::: Estratto del testo :::

L’atenzione fondamentale nel lavoro è concentrata sull’analisi
delle particolarità sintattiche e semantiche - funzionari del modo
condizionale,come in lingua scritta, cosi in parlata.
L’attualità del tema è specificata dalla necessità di mostrare le
particolarità e nuove tendenze d’uso del condizionale nella lingua dei
giornalisti, cioè nei articoli di giornale, nella lingua dei libri,e
nella quella parlata. Dunque,l’analisi complessa delle proposizioni e
costrutti condizionali, diventa indispensabile per la comprensione piu
approfondito del carattere dei processi di evoluzione in italiano
moderno.
Lo scopo di questo lavoro è mostrare la formazione del condizionale
semplice e composto, l’uso dei tempi del condizionale, le particolarità
sintattiche e semantiche-funzionari, l’uso del condizionale nel periodo
ipotetico, la semantica del costrutto condizionale e la concordanza mista
dei tempi l’indicativo, congiuntivo e condizionale.
Il lavoro è composto d’introduzione , tre parti principali e
riassunto. L’elènco della letteratura usata si compone di 43
denominaziòni dei lavori di autòri nazionali e stranieri. L’entità
generale del lavoro è 72 pagine.

:::

■ **Il tuo compito**:
Stabilisci se ciascuna delle affermazioni 1., 2. e 3. concorda con il testo sul modo condizionale, rispondendo sì o no e citando alla lettera le parole del testo che lo decidono.
1. La letteratura usata comprende 43 lavori.
2. Il lavoro si articola in quattro parti principali.
3. Il lavoro ha una lunghezza complessiva di 72 pagine.
Ci si basa unicamente sul testo riportato.

::: Righe :::

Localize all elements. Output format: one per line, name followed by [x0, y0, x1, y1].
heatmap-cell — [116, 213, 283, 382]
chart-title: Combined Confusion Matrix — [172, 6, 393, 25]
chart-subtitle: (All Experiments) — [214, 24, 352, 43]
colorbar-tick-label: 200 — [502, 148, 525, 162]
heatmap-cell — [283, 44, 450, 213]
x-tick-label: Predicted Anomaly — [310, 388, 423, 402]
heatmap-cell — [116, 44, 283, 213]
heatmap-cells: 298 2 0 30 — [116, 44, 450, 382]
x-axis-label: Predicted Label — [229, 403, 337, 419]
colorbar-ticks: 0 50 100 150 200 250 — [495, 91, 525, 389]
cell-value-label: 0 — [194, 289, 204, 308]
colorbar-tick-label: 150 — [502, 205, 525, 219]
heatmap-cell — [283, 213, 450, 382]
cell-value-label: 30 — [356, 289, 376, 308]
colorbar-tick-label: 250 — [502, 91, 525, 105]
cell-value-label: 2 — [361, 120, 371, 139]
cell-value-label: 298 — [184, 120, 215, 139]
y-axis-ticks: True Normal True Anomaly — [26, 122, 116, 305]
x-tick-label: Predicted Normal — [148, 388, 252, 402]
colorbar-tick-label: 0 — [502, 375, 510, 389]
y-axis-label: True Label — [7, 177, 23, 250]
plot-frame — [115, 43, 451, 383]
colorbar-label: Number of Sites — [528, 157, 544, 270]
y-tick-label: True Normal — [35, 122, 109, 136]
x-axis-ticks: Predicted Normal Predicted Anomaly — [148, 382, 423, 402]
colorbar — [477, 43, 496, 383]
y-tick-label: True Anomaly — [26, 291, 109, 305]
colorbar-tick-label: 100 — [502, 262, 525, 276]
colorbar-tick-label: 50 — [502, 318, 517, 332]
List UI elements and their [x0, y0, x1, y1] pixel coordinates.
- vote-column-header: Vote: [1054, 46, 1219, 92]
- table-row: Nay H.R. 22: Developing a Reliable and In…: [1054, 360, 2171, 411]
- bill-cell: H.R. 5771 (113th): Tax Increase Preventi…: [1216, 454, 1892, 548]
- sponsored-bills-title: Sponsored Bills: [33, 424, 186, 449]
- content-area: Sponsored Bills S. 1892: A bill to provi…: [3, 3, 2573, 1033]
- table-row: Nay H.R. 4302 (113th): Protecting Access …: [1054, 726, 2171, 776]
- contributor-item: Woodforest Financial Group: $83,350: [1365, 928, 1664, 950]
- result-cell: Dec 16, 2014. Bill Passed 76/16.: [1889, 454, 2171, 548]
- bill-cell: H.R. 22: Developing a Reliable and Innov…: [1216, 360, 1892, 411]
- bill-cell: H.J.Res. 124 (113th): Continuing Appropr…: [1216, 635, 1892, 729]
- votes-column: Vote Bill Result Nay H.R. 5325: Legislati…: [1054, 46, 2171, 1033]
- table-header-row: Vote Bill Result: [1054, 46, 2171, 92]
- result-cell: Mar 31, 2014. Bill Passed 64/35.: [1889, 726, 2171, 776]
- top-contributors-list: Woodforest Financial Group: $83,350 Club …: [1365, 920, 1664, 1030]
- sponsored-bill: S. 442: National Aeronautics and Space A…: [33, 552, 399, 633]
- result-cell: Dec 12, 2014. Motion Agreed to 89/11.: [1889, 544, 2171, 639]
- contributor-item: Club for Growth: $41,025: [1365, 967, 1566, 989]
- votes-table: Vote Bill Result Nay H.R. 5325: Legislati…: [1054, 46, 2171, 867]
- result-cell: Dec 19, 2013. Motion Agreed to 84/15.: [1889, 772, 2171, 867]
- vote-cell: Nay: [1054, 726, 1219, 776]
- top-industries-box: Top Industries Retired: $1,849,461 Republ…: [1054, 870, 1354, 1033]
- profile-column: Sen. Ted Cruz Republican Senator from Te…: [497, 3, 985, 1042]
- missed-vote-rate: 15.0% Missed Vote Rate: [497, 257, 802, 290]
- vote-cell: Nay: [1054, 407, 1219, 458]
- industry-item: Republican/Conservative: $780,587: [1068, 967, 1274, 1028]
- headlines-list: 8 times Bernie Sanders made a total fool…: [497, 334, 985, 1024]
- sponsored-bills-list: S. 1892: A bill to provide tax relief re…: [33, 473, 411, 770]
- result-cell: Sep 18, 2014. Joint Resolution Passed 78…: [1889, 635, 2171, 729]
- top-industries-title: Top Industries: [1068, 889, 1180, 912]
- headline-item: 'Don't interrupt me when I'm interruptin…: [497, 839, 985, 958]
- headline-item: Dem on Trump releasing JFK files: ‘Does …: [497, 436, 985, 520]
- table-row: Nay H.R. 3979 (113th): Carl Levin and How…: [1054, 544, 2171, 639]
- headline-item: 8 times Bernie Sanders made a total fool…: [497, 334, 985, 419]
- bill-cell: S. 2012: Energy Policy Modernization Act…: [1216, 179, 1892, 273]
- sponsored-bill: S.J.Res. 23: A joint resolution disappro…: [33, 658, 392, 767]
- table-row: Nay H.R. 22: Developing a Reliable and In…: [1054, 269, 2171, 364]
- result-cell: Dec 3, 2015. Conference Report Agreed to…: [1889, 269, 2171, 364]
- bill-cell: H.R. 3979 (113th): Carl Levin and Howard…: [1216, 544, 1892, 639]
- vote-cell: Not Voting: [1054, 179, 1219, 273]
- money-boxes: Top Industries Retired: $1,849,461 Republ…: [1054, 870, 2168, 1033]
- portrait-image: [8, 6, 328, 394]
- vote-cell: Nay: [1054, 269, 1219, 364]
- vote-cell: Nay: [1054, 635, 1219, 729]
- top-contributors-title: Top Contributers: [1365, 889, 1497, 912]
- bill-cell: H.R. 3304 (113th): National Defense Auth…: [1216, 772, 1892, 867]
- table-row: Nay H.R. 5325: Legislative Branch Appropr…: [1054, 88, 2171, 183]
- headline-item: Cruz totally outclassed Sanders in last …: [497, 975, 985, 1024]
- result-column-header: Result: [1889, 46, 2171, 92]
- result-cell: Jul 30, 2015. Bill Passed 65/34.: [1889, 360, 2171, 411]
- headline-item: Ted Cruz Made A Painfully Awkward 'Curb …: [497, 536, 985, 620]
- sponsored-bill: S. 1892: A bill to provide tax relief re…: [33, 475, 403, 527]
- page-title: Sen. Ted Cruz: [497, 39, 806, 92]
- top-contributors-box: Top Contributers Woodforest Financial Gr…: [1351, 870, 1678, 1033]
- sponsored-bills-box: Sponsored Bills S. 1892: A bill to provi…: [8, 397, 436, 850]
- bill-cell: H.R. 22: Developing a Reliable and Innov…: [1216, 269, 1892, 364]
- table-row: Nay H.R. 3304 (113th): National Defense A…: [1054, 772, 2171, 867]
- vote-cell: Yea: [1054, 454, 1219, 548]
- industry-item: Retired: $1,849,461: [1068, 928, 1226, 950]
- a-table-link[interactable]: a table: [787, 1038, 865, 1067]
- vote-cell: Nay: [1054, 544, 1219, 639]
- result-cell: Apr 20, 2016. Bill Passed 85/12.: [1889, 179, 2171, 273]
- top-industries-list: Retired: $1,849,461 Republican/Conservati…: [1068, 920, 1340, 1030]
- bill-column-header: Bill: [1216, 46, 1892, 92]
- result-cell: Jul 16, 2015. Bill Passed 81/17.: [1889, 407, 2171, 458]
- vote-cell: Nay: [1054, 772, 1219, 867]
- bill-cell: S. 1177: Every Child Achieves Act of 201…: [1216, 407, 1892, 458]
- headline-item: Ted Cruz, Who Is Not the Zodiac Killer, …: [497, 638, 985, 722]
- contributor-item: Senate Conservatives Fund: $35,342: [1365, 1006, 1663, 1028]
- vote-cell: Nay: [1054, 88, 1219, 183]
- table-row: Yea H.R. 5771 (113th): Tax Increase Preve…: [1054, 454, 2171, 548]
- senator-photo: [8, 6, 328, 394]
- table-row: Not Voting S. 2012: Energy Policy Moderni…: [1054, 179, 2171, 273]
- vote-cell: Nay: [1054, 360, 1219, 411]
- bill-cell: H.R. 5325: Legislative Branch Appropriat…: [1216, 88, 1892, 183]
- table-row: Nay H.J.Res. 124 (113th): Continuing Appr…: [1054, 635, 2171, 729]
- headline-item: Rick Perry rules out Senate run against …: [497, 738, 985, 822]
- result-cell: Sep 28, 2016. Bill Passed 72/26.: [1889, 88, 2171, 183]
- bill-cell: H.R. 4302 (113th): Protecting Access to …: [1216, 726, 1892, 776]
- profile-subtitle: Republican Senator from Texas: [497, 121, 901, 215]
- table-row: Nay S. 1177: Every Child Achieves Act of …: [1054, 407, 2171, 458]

:::

■ **Risposta**:
1. Sì: "si compone di 43 denominaziòni dei lavori"
2. No: "tre parti principali"
3. Sì: "è 72 pagine"